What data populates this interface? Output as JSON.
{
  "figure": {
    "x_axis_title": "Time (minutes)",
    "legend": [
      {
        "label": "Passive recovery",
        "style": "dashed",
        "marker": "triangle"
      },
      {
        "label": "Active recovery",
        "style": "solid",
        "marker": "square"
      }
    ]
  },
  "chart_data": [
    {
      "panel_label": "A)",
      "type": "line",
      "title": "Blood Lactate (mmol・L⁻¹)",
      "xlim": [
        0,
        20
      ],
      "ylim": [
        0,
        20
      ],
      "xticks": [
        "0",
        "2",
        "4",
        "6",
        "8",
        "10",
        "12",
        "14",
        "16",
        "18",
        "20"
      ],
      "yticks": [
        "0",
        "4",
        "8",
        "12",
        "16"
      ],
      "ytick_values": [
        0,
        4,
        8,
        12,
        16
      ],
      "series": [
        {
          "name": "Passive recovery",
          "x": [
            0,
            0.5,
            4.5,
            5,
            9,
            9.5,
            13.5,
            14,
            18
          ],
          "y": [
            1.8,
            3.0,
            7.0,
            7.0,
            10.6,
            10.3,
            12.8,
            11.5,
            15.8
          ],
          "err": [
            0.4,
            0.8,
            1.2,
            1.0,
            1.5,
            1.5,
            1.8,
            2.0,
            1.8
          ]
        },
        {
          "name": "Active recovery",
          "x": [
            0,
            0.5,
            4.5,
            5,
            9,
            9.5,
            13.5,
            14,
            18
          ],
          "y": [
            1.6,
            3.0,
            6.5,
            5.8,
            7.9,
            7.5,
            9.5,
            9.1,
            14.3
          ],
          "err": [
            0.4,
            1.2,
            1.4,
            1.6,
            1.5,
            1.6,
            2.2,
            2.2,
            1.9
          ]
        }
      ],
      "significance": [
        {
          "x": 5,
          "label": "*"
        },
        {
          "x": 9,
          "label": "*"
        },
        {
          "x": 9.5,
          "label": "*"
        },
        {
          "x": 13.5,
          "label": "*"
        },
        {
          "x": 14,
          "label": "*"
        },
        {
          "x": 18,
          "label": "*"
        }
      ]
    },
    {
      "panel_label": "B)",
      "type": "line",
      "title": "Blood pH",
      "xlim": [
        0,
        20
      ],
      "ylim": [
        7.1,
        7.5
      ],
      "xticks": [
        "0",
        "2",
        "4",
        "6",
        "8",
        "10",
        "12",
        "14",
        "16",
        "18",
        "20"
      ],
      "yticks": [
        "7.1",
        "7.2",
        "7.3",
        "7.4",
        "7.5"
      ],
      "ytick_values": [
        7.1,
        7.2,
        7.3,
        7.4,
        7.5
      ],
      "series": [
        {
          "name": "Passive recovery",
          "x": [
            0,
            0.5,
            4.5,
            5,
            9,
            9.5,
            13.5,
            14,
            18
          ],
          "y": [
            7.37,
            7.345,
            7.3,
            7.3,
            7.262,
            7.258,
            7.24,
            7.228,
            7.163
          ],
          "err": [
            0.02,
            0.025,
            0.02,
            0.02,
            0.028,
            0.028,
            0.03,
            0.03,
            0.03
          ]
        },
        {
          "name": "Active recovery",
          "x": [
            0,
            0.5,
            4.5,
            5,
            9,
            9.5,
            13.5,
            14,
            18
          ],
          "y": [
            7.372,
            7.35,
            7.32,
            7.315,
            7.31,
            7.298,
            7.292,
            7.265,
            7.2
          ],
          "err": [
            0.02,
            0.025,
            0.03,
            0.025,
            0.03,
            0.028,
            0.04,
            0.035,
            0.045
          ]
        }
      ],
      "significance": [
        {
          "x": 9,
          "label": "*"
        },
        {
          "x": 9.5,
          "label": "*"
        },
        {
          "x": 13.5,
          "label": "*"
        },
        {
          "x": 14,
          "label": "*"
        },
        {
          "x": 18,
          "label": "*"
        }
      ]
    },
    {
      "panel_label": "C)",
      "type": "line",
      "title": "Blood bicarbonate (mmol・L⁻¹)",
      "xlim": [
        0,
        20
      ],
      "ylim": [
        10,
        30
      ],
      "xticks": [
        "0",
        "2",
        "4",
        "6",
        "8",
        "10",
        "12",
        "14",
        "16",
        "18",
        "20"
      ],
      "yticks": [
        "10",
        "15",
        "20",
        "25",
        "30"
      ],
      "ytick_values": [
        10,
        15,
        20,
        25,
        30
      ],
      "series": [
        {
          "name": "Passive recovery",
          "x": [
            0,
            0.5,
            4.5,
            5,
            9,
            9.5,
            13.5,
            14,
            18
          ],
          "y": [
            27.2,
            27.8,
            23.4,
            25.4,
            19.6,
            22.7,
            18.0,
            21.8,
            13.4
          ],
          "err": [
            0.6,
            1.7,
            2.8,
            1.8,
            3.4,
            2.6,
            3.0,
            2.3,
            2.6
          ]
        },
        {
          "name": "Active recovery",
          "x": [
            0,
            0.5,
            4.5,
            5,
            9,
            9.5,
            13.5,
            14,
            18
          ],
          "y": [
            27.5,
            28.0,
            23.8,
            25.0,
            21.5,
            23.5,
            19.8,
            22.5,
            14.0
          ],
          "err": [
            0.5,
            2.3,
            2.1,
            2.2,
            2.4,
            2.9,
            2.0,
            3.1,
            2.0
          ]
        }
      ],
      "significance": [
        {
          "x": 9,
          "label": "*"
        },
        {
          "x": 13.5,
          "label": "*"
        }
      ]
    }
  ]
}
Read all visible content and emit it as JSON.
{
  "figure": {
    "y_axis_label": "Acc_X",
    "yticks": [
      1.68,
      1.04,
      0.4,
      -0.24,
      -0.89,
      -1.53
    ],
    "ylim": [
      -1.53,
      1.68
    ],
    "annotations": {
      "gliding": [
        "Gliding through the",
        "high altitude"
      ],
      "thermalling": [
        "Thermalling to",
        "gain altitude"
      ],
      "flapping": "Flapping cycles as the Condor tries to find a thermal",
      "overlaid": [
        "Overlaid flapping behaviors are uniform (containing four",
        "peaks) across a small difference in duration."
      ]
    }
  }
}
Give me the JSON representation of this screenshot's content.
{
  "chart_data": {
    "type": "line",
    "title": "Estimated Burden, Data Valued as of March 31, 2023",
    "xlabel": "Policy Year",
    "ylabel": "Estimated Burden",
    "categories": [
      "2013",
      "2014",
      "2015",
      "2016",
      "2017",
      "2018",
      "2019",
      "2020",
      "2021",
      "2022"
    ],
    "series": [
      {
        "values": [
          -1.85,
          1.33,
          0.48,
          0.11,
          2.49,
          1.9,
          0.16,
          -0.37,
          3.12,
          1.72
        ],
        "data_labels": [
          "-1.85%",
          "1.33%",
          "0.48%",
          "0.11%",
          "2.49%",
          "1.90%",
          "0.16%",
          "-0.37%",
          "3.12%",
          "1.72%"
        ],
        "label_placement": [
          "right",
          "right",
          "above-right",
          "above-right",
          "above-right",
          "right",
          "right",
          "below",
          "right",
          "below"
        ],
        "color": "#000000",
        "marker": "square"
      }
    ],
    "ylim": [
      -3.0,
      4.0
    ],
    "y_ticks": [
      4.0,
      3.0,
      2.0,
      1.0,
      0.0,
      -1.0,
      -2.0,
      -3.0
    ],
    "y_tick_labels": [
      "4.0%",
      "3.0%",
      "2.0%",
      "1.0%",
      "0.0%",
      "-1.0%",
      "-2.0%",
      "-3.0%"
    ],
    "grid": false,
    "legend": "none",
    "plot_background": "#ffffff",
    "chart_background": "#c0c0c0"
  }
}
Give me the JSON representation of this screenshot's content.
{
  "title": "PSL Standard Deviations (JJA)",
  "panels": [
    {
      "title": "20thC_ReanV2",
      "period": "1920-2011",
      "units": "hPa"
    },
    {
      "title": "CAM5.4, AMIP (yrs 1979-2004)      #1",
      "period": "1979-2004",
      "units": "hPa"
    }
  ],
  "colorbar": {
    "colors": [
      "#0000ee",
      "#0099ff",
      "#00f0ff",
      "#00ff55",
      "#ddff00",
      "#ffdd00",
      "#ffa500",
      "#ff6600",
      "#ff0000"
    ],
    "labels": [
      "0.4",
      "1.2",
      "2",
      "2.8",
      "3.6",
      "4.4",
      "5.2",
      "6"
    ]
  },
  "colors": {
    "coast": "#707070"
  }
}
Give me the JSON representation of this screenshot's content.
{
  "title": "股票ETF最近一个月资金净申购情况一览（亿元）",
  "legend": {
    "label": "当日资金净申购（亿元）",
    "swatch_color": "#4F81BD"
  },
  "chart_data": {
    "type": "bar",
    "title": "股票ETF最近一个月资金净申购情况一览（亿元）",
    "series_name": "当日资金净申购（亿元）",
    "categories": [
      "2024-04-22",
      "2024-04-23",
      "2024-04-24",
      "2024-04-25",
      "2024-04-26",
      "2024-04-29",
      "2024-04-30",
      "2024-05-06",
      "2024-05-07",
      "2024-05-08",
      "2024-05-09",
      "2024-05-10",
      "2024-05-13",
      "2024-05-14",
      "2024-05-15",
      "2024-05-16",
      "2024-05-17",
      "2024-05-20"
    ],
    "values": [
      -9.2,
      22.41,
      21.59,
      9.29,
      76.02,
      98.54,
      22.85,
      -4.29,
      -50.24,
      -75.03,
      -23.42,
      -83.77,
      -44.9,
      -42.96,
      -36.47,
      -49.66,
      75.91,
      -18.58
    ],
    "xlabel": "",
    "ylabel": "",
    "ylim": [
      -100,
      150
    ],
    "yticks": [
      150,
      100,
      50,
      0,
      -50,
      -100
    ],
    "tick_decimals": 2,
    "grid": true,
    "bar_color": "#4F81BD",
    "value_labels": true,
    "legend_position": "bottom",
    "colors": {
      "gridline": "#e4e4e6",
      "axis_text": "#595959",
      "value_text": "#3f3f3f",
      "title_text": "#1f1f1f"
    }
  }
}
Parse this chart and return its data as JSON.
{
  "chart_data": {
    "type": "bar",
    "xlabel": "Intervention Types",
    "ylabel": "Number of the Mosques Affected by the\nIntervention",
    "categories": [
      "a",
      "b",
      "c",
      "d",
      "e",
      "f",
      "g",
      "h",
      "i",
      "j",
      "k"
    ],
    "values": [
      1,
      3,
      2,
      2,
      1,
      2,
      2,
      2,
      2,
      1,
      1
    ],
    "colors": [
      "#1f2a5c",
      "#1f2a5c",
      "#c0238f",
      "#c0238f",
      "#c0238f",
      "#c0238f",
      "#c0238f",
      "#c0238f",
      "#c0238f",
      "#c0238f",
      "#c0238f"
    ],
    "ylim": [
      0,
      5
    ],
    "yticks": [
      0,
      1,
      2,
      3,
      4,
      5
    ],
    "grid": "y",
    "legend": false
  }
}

◆ ◆ ◆ ◆ ◆ ◆ ◆

Goal: Show all lines from the records above where the word "mmol" occurs.

Written reply:
      "title": "Blood Lactate (mmol・L⁻¹)",
      "title": "Blood bicarbonate (mmol・L⁻¹)",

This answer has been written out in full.